Extract all data as written.

* start *

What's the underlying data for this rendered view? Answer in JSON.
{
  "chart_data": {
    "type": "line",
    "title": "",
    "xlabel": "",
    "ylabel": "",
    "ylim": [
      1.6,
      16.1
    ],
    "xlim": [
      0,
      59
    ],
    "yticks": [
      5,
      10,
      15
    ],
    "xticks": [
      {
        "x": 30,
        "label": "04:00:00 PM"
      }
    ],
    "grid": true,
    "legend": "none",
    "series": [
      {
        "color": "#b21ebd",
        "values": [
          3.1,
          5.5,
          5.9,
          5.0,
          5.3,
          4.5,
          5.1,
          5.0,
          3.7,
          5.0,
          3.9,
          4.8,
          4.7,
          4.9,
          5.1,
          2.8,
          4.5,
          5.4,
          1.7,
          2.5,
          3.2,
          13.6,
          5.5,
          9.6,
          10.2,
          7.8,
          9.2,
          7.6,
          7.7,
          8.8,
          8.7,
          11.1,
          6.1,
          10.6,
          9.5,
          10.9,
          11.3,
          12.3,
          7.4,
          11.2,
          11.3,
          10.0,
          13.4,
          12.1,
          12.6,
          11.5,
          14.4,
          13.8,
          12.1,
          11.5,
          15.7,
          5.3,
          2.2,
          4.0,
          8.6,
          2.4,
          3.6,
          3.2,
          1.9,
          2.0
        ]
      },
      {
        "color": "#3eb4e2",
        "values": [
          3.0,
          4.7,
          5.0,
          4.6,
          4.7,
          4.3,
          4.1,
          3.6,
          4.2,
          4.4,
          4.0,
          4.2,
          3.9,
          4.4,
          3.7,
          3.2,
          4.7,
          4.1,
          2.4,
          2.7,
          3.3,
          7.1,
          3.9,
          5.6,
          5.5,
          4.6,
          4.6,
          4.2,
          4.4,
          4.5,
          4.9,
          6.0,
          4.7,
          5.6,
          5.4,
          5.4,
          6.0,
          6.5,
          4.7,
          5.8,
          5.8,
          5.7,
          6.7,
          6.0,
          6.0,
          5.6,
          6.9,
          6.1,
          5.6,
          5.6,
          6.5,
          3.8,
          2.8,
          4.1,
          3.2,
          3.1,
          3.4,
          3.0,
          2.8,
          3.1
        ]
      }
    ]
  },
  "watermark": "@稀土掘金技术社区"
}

* end *

- [EXERCISE RESULT]
What's the underlying data for this rendered view? Answer in JSON.
{
  "chart_data": {
    "type": "line",
    "title": "",
    "xlabel": "",
    "ylabel": "",
    "ylim": [
      1.6,
      16.1
    ],
    "xlim": [
      0,
      59
    ],
    "yticks": [
      5,
      10,
      15
    ],
    "xticks": [
      {
        "x": 30,
        "label": "04:00:00 PM"
      }
    ],
    "grid": true,
    "legend": "none",
    "series": [
      {
        "color": "#b21ebd",
        "values": [
          3.1,
          5.5,
          5.9,
          5.0,
          5.3,
          4.5,
          5.1,
          5.0,
          3.7,
          5.0,
          3.9,
          4.8,
          4.7,
          4.9,
          5.1,
          2.8,
          4.5,
          5.4,
          1.7,
          2.5,
          3.2,
          13.6,
          5.5,
          9.6,
          10.2,
          7.8,
          9.2,
          7.6,
          7.7,
          8.8,
          8.7,
          11.1,
          6.1,
          10.6,
          9.5,
          10.9,
          11.3,
          12.3,
          7.4,
          11.2,
          11.3,
          10.0,
          13.4,
          12.1,
          12.6,
          11.5,
          14.4,
          13.8,
          12.1,
          11.5,
          15.7,
          5.3,
          2.2,
          4.0,
          8.6,
          2.4,
          3.6,
          3.2,
          1.9,
          2.0
        ]
      },
      {
        "color": "#3eb4e2",
        "values": [
          3.0,
          4.7,
          5.0,
          4.6,
          4.7,
          4.3,
          4.1,
          3.6,
          4.2,
          4.4,
          4.0,
          4.2,
          3.9,
          4.4,
          3.7,
          3.2,
          4.7,
          4.1,
          2.4,
          2.7,
          3.3,
          7.1,
          3.9,
          5.6,
          5.5,
          4.6,
          4.6,
          4.2,
          4.4,
          4.5,
          4.9,
          6.0,
          4.7,
          5.6,
          5.4,
          5.4,
          6.0,
          6.5,
          4.7,
          5.8,
          5.8,
          5.7,
          6.7,
          6.0,
          6.0,
          5.6,
          6.9,
          6.1,
          5.6,
          5.6,
          6.5,
          3.8,
          2.8,
          4.1,
          3.2,
          3.1,
          3.4,
          3.0,
          2.8,
          3.1
        ]
      }
    ]
  },
  "watermark": "@稀土掘金技术社区"
}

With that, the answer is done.